> _Your goal_: Search the entries for the word "suggested" and pull out each line that has it.

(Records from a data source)
_ _ _

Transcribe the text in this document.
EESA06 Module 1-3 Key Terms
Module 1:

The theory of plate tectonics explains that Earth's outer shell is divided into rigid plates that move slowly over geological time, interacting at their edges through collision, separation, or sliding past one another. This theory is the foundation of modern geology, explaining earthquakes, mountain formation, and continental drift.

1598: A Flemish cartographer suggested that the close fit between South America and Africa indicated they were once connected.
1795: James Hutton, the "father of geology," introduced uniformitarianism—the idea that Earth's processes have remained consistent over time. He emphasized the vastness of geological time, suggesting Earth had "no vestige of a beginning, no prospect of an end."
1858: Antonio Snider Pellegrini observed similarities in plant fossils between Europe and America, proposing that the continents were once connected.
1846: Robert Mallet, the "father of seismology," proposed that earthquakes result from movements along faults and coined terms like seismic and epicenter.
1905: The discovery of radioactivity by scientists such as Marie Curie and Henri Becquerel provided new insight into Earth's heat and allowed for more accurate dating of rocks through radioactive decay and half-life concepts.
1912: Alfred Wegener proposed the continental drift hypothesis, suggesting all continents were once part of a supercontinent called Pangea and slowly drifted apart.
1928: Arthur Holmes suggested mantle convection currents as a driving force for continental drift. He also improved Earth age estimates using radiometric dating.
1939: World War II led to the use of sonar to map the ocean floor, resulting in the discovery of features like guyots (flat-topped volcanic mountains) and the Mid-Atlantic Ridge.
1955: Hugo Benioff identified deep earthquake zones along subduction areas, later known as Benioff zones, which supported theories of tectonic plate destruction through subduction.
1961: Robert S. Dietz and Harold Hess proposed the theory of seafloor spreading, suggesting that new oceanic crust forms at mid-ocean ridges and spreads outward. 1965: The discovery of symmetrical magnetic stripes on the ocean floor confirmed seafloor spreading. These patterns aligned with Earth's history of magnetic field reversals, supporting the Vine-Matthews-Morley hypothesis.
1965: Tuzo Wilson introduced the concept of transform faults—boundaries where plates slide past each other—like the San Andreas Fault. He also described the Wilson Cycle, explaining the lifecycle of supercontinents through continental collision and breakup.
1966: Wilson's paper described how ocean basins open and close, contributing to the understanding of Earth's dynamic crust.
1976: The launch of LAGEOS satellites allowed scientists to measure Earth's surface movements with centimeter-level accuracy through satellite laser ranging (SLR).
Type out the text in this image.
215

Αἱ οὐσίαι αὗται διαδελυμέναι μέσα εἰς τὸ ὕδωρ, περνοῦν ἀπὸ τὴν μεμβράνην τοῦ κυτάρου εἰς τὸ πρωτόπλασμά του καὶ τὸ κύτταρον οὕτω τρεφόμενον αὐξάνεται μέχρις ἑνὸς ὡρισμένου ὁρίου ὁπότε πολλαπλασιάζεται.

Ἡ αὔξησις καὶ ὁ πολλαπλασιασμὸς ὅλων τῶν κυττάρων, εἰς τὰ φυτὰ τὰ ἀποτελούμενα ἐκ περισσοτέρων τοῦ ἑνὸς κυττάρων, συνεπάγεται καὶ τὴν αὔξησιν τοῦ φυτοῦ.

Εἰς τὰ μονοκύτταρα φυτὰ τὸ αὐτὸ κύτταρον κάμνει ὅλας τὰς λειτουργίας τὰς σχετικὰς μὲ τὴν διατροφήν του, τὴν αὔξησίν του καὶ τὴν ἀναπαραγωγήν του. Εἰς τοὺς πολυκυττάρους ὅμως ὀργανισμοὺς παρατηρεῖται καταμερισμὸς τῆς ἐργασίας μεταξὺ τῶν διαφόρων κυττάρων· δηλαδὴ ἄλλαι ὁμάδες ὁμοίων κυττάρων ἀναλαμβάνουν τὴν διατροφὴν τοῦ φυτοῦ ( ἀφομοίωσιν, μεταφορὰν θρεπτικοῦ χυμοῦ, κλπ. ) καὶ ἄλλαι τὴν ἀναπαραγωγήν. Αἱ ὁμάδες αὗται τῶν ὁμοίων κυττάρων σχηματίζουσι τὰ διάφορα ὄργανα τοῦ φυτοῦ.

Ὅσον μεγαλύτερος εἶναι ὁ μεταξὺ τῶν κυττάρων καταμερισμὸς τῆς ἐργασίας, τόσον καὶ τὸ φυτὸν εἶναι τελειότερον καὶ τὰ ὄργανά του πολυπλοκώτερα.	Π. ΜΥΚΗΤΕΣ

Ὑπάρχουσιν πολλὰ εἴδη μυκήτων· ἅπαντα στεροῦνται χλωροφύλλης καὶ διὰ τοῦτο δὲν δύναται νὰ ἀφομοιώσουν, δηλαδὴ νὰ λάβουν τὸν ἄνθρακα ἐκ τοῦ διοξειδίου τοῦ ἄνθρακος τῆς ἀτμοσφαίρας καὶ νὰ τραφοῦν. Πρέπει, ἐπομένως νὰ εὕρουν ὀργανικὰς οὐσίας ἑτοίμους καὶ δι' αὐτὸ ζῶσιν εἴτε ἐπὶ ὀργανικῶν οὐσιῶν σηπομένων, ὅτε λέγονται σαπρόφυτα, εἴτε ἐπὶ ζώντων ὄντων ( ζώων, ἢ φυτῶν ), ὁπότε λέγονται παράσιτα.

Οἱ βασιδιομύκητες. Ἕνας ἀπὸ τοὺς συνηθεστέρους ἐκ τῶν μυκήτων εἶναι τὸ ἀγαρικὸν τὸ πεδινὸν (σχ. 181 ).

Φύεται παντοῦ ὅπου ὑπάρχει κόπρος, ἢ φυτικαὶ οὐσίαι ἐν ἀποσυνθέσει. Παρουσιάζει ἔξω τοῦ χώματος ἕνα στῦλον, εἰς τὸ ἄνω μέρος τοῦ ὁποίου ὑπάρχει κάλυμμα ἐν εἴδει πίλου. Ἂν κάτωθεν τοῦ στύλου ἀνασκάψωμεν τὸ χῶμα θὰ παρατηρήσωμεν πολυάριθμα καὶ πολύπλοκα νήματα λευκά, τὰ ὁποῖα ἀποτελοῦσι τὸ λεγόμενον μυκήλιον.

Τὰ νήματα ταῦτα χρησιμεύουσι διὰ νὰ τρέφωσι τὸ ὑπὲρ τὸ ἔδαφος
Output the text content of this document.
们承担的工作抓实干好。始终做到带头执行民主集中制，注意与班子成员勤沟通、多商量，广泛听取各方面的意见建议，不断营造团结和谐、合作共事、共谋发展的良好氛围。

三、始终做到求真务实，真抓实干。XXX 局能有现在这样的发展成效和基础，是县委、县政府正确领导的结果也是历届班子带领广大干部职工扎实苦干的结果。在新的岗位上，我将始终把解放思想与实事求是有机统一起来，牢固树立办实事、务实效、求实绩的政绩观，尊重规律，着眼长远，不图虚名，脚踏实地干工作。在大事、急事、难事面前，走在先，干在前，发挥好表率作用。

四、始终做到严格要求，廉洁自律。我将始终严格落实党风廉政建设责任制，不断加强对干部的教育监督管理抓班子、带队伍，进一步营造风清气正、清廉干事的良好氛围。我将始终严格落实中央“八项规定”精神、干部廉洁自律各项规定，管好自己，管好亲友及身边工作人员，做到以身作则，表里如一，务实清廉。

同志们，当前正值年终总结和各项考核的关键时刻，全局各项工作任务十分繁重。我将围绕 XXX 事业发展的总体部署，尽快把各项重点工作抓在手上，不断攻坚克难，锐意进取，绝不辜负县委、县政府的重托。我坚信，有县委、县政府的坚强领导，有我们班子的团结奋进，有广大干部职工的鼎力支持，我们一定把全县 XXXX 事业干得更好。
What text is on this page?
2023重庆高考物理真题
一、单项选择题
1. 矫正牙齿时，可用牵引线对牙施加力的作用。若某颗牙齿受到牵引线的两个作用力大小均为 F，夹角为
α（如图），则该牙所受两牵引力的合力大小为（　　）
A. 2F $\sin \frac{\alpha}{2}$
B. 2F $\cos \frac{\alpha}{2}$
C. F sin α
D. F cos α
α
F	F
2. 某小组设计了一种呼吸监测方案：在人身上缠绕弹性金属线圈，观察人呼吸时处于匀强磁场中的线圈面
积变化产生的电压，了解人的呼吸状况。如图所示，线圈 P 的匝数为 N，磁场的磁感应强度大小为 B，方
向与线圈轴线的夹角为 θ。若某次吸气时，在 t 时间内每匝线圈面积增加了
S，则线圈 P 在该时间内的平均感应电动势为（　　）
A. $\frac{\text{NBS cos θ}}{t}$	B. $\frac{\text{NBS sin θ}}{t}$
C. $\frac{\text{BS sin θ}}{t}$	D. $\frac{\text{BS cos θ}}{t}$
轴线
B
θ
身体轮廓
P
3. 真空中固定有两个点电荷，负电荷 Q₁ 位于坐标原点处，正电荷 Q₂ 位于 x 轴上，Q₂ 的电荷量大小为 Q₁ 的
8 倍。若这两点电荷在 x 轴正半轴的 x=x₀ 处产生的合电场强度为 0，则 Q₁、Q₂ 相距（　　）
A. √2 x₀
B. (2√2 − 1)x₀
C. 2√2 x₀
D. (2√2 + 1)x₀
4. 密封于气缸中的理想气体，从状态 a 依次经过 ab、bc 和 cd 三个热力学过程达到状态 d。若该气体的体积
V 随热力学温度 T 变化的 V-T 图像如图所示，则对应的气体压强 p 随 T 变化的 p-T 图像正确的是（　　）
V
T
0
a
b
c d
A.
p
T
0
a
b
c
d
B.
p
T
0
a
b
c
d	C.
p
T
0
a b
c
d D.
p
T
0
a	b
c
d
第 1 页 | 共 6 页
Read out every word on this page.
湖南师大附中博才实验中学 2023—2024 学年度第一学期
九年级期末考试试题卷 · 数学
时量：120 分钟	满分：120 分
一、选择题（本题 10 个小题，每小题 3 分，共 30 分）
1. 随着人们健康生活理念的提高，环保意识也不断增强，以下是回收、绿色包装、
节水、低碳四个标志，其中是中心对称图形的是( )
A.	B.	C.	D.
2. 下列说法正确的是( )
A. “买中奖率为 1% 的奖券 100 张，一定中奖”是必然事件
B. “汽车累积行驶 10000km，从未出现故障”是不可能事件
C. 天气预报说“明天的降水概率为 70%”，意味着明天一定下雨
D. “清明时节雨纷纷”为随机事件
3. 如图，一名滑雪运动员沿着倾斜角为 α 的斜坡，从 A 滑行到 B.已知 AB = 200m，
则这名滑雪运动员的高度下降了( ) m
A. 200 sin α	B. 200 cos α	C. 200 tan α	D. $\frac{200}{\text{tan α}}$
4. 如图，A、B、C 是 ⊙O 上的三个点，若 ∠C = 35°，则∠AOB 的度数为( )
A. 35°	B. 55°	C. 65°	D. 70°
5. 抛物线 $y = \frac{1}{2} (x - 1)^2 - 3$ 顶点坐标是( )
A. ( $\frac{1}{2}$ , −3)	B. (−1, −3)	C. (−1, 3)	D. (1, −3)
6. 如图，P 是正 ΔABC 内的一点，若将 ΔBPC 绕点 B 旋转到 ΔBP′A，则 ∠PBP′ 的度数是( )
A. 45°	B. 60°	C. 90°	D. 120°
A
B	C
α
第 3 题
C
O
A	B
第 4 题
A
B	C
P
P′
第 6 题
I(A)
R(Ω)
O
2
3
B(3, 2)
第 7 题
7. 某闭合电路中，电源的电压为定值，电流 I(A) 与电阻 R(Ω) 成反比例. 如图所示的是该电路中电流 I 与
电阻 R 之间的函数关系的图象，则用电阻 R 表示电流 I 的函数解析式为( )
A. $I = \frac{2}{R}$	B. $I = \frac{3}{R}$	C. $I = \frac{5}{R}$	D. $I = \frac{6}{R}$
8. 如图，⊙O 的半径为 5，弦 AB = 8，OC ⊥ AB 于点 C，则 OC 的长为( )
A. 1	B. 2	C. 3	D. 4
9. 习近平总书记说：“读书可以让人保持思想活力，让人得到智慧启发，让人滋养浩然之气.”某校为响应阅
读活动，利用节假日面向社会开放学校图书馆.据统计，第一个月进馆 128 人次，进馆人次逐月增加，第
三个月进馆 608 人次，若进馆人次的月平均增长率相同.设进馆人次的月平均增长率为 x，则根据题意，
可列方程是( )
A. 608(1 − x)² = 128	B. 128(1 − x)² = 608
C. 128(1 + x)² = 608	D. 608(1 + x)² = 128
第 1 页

_ _ _

> _Answer to the task_:
1598: A Flemish cartographer suggested that the close fit between South America and Africa indicated they were once connected.
1928: Arthur Holmes suggested mantle convection currents as a driving force for continental drift. He also improved Earth age estimates using radiometric dating.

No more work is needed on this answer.